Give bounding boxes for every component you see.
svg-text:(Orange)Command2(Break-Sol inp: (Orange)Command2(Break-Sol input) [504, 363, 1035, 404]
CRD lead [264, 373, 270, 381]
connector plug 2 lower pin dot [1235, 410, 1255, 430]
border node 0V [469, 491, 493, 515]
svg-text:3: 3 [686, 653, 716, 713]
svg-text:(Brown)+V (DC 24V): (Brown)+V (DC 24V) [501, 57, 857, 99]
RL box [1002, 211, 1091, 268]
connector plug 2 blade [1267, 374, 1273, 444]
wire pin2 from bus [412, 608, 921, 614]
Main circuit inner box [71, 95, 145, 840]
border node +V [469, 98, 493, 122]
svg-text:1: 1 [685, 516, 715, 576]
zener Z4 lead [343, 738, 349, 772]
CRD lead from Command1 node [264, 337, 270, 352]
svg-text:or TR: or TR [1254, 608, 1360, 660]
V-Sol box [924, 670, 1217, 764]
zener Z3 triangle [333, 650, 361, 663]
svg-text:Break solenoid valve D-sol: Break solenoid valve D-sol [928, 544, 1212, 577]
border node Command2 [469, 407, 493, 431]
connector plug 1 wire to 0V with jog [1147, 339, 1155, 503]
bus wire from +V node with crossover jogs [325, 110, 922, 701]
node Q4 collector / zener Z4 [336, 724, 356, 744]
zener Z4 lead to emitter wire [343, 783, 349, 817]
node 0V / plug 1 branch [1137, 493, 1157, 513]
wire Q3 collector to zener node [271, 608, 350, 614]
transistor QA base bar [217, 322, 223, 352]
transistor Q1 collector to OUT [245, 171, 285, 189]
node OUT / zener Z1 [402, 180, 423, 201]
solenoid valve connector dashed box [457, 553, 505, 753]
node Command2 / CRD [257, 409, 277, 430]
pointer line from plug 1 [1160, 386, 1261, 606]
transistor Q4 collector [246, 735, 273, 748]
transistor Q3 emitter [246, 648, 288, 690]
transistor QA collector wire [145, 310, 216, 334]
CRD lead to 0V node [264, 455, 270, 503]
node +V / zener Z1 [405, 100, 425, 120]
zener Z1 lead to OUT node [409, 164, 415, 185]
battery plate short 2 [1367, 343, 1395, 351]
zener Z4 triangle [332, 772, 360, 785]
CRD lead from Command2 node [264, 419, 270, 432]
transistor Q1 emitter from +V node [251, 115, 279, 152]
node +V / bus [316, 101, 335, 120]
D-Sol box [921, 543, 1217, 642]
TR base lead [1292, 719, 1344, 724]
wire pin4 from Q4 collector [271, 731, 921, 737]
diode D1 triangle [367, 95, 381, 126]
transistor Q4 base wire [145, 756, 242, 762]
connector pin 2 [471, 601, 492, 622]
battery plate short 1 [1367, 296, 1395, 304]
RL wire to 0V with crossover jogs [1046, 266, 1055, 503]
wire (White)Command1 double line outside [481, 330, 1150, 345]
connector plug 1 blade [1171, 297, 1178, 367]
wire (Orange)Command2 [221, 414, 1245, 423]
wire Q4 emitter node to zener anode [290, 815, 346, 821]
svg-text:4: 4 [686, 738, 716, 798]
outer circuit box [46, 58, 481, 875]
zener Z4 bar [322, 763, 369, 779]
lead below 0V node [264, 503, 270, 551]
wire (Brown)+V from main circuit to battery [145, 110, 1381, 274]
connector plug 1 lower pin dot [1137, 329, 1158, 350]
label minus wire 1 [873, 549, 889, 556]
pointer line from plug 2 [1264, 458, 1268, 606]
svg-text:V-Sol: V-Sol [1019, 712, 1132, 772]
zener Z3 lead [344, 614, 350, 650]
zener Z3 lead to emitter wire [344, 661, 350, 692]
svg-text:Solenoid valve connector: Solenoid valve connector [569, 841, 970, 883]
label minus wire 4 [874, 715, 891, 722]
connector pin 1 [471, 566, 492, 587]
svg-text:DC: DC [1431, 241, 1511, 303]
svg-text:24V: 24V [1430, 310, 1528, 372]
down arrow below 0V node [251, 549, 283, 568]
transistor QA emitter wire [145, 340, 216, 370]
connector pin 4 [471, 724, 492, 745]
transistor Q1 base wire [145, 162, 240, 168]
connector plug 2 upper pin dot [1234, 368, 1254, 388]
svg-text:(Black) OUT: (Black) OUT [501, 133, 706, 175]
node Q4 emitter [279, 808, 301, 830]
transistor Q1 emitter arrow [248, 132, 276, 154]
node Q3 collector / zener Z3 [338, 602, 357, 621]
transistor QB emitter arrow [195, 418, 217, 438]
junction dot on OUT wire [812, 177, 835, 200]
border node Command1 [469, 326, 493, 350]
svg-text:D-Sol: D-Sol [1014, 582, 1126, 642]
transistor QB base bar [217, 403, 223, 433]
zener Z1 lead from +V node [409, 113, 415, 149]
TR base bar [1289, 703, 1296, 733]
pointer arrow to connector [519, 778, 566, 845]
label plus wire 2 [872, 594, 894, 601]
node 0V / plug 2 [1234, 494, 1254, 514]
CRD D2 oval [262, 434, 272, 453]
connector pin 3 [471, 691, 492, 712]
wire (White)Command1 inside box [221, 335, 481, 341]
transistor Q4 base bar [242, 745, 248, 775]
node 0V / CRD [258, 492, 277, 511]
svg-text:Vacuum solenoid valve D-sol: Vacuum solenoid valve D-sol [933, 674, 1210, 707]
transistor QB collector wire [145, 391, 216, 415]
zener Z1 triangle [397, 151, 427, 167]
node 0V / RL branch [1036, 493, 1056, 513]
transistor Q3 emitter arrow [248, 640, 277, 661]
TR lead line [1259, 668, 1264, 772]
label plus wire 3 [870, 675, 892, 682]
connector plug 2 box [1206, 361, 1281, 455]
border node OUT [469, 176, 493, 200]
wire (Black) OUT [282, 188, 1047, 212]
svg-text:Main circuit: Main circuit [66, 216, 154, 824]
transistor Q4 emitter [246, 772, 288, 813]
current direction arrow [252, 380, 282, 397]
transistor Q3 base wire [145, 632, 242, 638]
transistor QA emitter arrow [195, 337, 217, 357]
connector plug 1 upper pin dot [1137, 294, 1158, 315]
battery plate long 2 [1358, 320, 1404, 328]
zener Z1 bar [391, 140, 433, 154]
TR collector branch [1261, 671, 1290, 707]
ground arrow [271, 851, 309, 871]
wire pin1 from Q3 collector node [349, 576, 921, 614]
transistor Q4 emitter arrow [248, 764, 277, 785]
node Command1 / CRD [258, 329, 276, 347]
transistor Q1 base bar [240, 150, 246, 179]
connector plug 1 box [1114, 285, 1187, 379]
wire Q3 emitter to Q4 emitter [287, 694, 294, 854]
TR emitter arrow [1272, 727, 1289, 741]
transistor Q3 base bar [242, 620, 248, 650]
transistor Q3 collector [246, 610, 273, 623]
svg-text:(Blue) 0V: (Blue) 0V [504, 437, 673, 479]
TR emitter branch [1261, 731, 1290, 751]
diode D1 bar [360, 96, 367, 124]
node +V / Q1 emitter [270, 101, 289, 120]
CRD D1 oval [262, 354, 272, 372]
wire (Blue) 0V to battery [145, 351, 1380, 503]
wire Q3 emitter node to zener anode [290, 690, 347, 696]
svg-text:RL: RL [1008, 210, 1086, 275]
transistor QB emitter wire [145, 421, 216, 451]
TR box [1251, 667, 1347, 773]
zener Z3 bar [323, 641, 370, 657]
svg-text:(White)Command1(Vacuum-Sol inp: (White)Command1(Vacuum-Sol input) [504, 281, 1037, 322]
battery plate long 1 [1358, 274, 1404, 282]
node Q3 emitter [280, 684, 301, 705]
******************************
REQUIREMENT —
Please return the items above word for word, beginning with the first one and stopping after the line that contains "transistor Q4 collector [246, 735, 273, 748]".

EXERCISE SOLUTION —
Give bounding boxes for every component you see.
svg-text:(Orange)Command2(Break-Sol inp: (Orange)Command2(Break-Sol input) [504, 363, 1035, 404]
CRD lead [264, 373, 270, 381]
connector plug 2 lower pin dot [1235, 410, 1255, 430]
border node 0V [469, 491, 493, 515]
svg-text:3: 3 [686, 653, 716, 713]
svg-text:(Brown)+V (DC 24V): (Brown)+V (DC 24V) [501, 57, 857, 99]
RL box [1002, 211, 1091, 268]
connector plug 2 blade [1267, 374, 1273, 444]
wire pin2 from bus [412, 608, 921, 614]
Main circuit inner box [71, 95, 145, 840]
border node +V [469, 98, 493, 122]
svg-text:1: 1 [685, 516, 715, 576]
zener Z4 lead [343, 738, 349, 772]
CRD lead from Command1 node [264, 337, 270, 352]
svg-text:or TR: or TR [1254, 608, 1360, 660]
V-Sol box [924, 670, 1217, 764]
zener Z3 triangle [333, 650, 361, 663]
svg-text:Break solenoid valve D-sol: Break solenoid valve D-sol [928, 544, 1212, 577]
border node Command2 [469, 407, 493, 431]
connector plug 1 wire to 0V with jog [1147, 339, 1155, 503]
bus wire from +V node with crossover jogs [325, 110, 922, 701]
node Q4 collector / zener Z4 [336, 724, 356, 744]
zener Z4 lead to emitter wire [343, 783, 349, 817]
node 0V / plug 1 branch [1137, 493, 1157, 513]
wire Q3 collector to zener node [271, 608, 350, 614]
transistor QA base bar [217, 322, 223, 352]
transistor Q1 collector to OUT [245, 171, 285, 189]
node OUT / zener Z1 [402, 180, 423, 201]
solenoid valve connector dashed box [457, 553, 505, 753]
node Command2 / CRD [257, 409, 277, 430]
pointer line from plug 1 [1160, 386, 1261, 606]
transistor Q4 collector [246, 735, 273, 748]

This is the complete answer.